>> BEGIN
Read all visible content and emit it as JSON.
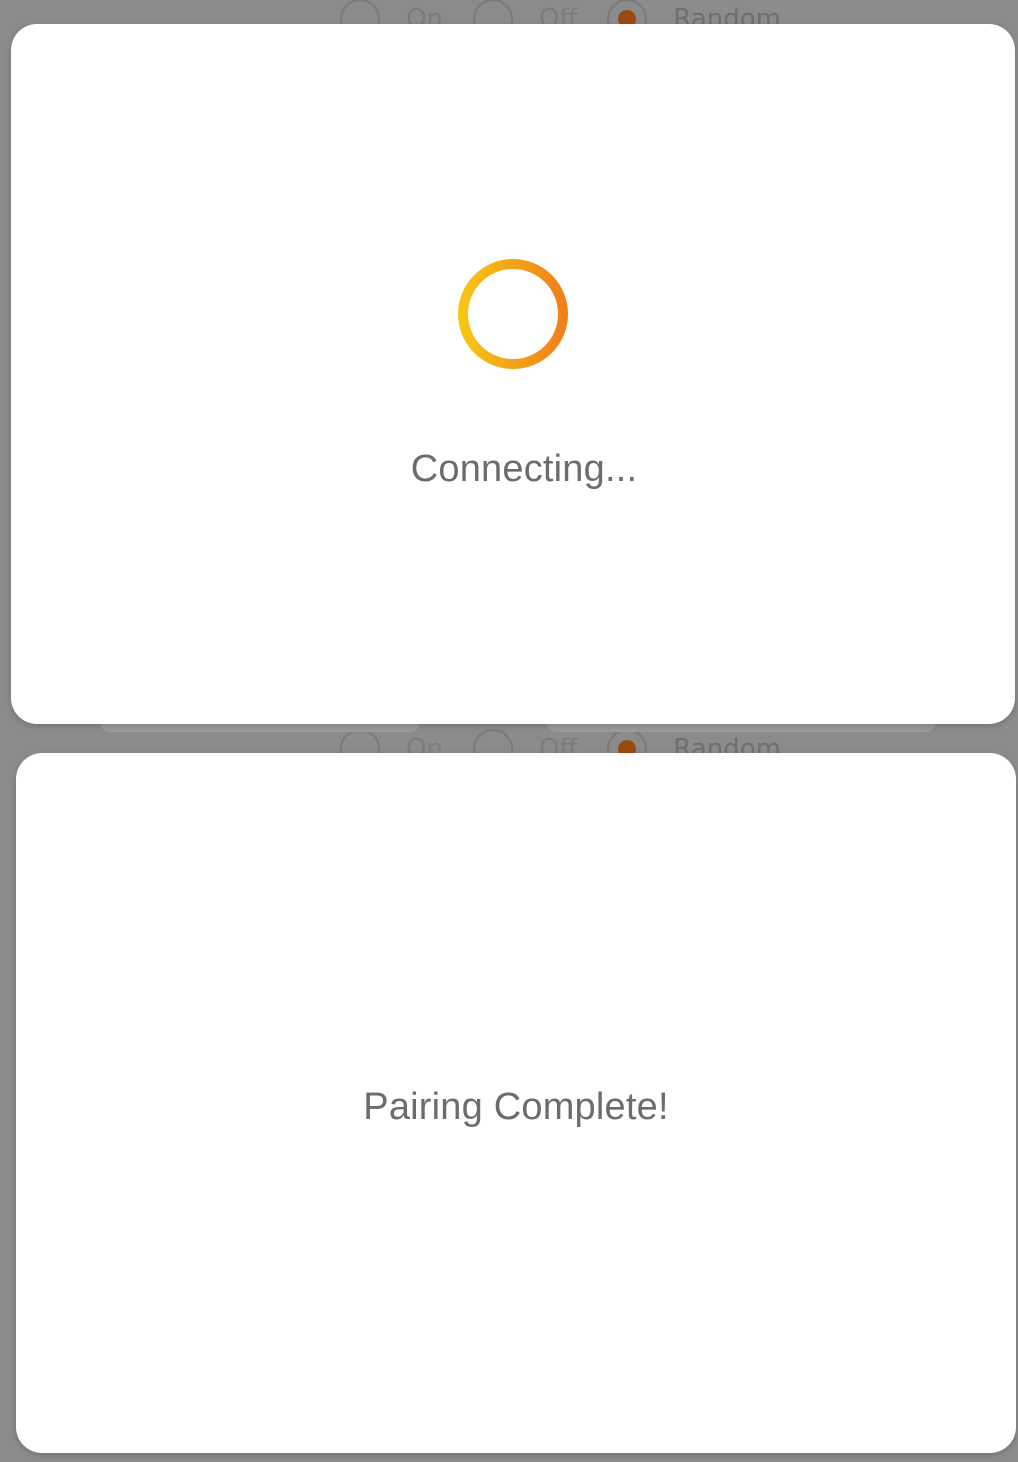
{
  "background": {
    "radio_options": [
      "On",
      "Off",
      "Random"
    ],
    "selected_option": "Random",
    "accent_color": "#9a4a10"
  },
  "connecting_dialog": {
    "spinner_icon": "loading-spinner-icon",
    "spinner_colors": [
      "#f8c514",
      "#f0801a"
    ],
    "message": "Connecting..."
  },
  "complete_dialog": {
    "message": "Pairing Complete!"
  }
}
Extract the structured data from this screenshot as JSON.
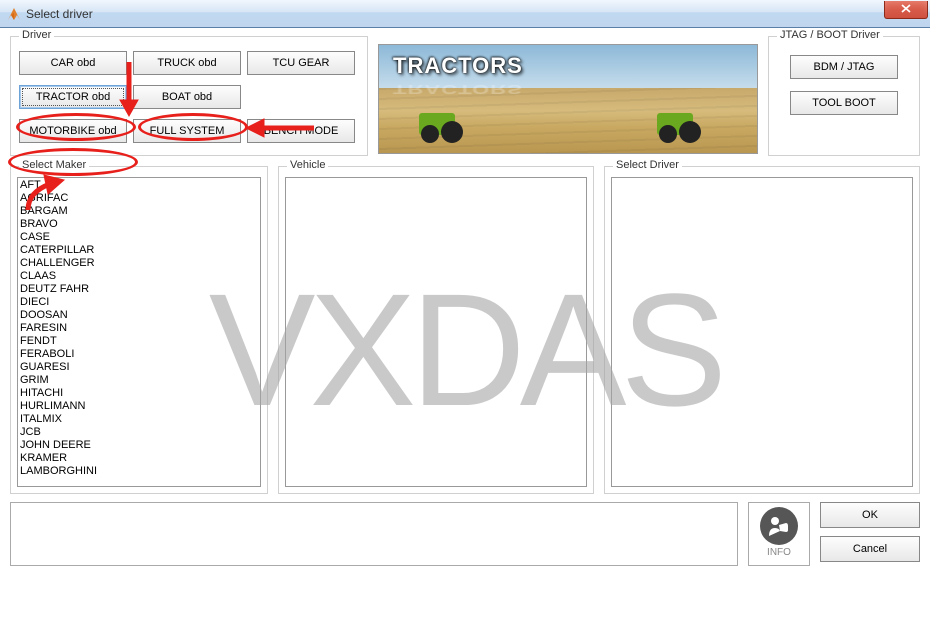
>> END
• TASK DIRECTIONS: Write out the records above exactly as they appear, leaving out any pictures.

• SOLUTION TO THE EXERCISE:
Read all visible content and emit it as JSON.
{
  "background": {
    "radio_options": [
      "On",
      "Off",
      "Random"
    ],
    "selected_option": "Random",
    "accent_color": "#9a4a10"
  },
  "connecting_dialog": {
    "spinner_icon": "loading-spinner-icon",
    "spinner_colors": [
      "#f8c514",
      "#f0801a"
    ],
    "message": "Connecting..."
  },
  "complete_dialog": {
    "message": "Pairing Complete!"
  }
}
Extract the structured data from this screenshot as JSON.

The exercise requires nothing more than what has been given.